> [READING TEXT]:
--- Begin ---
I’m going to just jump in and let you know about part of the crazy in my life I am slowly learning to embrace. Please be gentle with me.
This pic was taken on our anniversary trip to St. Augustine last Fall. I look so happy. It really was a delightful trip. But that face doesn’t tell the whole story.
For the past 18 months, I have been battling through depression. Even this day had a heaviness on it.
When we found out we were moving back to the States, it was like the rug was pulled out from under me. I knew it was the right decision, but I wanted the ” right” decision to be different. I wanted to stay in the country, the city, the apartment that had brought me so much life. I couldn’t fathom leaving–it was like someone was removing my skin.
When we made the decision to return, we had only ten weeks to pack up our lives. I don’t do well under stress. And I’m a planner. We had not been planning on making an international move at a moment’s notice. It was all just too much for me. The stress was incredible. But it was even harder emotionally.
By the time the day arrived for us to finally fly home, I was a mess. I literally had to force myself to put one foot in front of the other to get on a plane that would take me away from the place my heart was firmly planted. It was hard for our kids too–on the airplane Gavin and I sat next to each other and just cried and cried.
--- End ---
> [GIVEN EXERCISE]: Please carry on the post about moving back to the States, starting after its last sentence. The material has no connection to the post about moving back to the States.

> [MATERIAL PROVIDED]:
--- Begin ---
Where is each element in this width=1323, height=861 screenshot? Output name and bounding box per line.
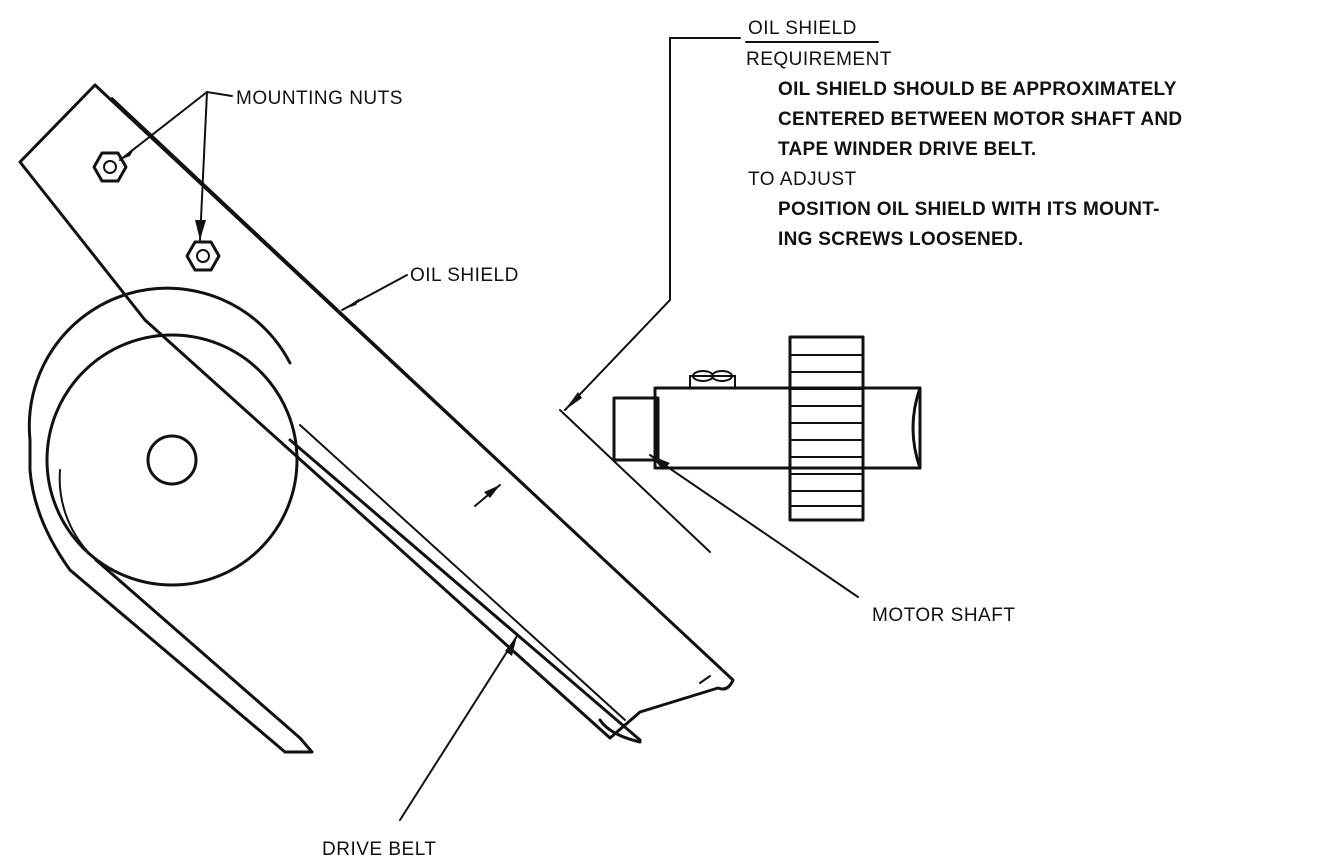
--- End ---
> [THE ANSWER]:
We arrived in Orlando, and I wanted to be anywhere else. Knowing we were in the right place didn’t make the pain and hurt of leaving any less. I found myself unable to do almost anything. I wanted to hide in my bed all day. The kids wanted to go to Disney, I couldn’t fathom ever having the energy to take them. I found joy in nothing I had usually loved. I was overwhelmed with everything. Even deciding what cereal to have in the morning seemed to send me to tears.
The crazy thing about depression is that as much as you need help, the mere energy needed to pursue it seems beyond grasp. I couldn’t even make the phone call to get a doctor’s appointment. All I could do was ask Cody to please help me to get help. He picked up the phone, he drove me to the doctor, he filled my prescription.
Yes, I was a missionary taking an anti-depressant. And I’m not the only one.
I know there are those reading this now that can intimately relate. I know there are those who are experiencing the same overwhelming feeling of not being able to fathom how to make it through the next hour.
I want to share my journey so you know you aren’t alone. You aren’t the only one. Putting my journey into words will be an ongoing topic. My desire is they bring the comfort of understanding.
Thanks for listening today.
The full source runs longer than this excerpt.